*YOUR GOAL*
Reproduce the items verbatim, starting at the first line of the items and ending at the line that contains "dns-interface-select[interactable]: 阿里云DNS —", with both of those lines included.

======== EXCERPTED DATA

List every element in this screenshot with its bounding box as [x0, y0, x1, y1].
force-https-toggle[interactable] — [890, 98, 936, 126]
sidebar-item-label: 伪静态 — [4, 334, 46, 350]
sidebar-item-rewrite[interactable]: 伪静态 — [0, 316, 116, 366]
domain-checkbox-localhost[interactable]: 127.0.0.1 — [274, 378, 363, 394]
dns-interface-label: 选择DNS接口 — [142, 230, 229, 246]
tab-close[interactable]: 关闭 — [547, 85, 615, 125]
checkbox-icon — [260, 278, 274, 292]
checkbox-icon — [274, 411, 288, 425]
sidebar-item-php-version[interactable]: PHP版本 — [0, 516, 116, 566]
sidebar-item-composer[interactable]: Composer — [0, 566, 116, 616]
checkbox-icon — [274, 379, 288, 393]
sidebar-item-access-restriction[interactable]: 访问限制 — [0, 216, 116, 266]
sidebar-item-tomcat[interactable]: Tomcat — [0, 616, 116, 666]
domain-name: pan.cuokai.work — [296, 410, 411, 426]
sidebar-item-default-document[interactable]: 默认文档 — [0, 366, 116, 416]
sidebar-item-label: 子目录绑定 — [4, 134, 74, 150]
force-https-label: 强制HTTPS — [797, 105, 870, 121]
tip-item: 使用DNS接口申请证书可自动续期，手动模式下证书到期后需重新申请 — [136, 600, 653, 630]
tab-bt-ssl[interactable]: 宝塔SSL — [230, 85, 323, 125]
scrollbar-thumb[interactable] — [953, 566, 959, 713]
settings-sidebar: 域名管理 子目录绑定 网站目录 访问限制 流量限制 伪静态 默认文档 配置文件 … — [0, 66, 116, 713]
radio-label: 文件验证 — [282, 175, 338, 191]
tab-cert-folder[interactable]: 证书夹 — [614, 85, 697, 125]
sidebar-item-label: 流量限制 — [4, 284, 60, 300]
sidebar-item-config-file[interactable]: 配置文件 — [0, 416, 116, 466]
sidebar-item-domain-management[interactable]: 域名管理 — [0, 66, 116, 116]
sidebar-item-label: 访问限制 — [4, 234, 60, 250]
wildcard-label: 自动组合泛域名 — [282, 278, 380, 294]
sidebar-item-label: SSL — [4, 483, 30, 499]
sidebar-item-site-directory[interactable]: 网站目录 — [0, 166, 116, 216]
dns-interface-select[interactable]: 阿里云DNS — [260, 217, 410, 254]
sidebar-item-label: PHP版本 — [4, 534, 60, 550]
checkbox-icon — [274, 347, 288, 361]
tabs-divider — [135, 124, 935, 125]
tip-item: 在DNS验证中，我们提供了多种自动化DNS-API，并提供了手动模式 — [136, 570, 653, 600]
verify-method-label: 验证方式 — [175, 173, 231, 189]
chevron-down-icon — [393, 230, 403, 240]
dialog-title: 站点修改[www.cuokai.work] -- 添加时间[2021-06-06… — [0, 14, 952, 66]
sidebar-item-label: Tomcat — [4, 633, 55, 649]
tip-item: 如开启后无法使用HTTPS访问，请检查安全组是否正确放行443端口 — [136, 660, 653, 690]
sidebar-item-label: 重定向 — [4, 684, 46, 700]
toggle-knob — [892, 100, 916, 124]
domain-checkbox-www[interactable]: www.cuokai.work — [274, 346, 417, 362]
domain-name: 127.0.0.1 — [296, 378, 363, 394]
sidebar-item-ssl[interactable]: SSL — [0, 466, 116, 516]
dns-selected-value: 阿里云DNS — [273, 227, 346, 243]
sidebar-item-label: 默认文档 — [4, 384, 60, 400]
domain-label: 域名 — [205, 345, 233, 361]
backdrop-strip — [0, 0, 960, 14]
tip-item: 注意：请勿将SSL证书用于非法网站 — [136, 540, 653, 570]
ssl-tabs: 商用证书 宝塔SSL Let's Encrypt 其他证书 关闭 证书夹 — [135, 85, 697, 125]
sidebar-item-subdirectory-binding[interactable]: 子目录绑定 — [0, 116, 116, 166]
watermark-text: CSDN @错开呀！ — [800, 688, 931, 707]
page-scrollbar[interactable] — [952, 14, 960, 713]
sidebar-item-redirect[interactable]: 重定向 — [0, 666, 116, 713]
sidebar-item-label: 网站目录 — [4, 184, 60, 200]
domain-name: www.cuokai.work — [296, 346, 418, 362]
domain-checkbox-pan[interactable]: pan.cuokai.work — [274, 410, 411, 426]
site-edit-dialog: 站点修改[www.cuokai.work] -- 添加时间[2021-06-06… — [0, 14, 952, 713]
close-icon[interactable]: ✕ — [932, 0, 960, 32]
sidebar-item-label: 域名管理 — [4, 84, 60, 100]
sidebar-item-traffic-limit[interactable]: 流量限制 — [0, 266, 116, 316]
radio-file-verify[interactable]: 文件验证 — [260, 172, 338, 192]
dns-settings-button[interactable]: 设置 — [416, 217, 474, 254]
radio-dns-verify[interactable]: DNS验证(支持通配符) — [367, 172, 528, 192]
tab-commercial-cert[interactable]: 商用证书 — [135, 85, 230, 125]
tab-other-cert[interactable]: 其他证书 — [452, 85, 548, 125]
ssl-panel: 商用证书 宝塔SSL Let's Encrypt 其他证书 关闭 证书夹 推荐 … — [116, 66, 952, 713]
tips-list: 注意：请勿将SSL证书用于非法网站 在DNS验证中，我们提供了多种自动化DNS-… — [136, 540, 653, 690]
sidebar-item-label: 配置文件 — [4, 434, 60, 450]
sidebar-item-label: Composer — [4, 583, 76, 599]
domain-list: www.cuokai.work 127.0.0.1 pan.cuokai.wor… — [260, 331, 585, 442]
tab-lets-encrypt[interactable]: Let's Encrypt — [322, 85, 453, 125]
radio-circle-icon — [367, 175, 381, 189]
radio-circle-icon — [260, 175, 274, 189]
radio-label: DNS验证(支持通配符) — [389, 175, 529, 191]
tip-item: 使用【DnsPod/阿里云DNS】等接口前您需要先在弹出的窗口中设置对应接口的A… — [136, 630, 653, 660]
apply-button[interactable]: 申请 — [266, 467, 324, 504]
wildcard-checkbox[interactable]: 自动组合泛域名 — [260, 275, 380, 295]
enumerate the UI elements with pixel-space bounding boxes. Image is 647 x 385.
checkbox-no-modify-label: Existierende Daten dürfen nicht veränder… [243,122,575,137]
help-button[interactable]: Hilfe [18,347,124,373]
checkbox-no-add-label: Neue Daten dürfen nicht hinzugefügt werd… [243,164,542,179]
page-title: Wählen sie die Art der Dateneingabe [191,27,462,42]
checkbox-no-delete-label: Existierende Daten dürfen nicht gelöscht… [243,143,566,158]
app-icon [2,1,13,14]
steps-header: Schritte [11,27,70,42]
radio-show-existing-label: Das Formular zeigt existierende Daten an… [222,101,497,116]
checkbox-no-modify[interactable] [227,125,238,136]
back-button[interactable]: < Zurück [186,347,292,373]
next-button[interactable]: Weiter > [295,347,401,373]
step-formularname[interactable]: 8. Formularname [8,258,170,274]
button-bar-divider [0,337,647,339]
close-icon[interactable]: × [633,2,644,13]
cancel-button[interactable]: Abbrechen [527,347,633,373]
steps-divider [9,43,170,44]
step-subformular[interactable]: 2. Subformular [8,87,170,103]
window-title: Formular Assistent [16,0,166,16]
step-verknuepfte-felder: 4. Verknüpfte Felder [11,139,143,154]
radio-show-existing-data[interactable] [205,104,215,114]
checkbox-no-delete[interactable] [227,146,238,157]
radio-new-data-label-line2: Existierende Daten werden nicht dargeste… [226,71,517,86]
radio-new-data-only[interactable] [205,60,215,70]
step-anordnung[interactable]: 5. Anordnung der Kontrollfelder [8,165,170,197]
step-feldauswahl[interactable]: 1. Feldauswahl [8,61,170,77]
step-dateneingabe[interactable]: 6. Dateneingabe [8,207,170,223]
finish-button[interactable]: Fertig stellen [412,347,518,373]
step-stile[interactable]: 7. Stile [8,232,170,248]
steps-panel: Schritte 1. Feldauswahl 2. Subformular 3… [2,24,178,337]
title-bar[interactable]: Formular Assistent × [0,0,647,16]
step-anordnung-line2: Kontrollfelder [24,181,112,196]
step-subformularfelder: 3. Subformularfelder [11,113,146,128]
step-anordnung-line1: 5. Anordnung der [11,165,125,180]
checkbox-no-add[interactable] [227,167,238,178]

================

*EXERCISE ANSWER*
List every element in this screenshot with its bounding box as [x0, y0, x1, y1].
force-https-toggle[interactable] — [890, 98, 936, 126]
sidebar-item-label: 伪静态 — [4, 334, 46, 350]
sidebar-item-rewrite[interactable]: 伪静态 — [0, 316, 116, 366]
domain-checkbox-localhost[interactable]: 127.0.0.1 — [274, 378, 363, 394]
dns-interface-label: 选择DNS接口 — [142, 230, 229, 246]
tab-close[interactable]: 关闭 — [547, 85, 615, 125]
checkbox-icon — [260, 278, 274, 292]
checkbox-icon — [274, 411, 288, 425]
sidebar-item-php-version[interactable]: PHP版本 — [0, 516, 116, 566]
sidebar-item-composer[interactable]: Composer — [0, 566, 116, 616]
checkbox-icon — [274, 379, 288, 393]
sidebar-item-access-restriction[interactable]: 访问限制 — [0, 216, 116, 266]
sidebar-item-tomcat[interactable]: Tomcat — [0, 616, 116, 666]
domain-name: pan.cuokai.work — [296, 410, 411, 426]
sidebar-item-default-document[interactable]: 默认文档 — [0, 366, 116, 416]
sidebar-item-label: 子目录绑定 — [4, 134, 74, 150]
force-https-label: 强制HTTPS — [797, 105, 870, 121]
tip-item: 使用DNS接口申请证书可自动续期，手动模式下证书到期后需重新申请 — [136, 600, 653, 630]
tab-bt-ssl[interactable]: 宝塔SSL — [230, 85, 323, 125]
scrollbar-thumb[interactable] — [953, 566, 959, 713]
settings-sidebar: 域名管理 子目录绑定 网站目录 访问限制 流量限制 伪静态 默认文档 配置文件 … — [0, 66, 116, 713]
radio-label: 文件验证 — [282, 175, 338, 191]
tab-cert-folder[interactable]: 证书夹 — [614, 85, 697, 125]
sidebar-item-label: 流量限制 — [4, 284, 60, 300]
sidebar-item-config-file[interactable]: 配置文件 — [0, 416, 116, 466]
sidebar-item-domain-management[interactable]: 域名管理 — [0, 66, 116, 116]
sidebar-item-label: 访问限制 — [4, 234, 60, 250]
wildcard-label: 自动组合泛域名 — [282, 278, 380, 294]
sidebar-item-label: SSL — [4, 483, 30, 499]
sidebar-item-site-directory[interactable]: 网站目录 — [0, 166, 116, 216]
dns-interface-select[interactable]: 阿里云DNS — [260, 217, 410, 254]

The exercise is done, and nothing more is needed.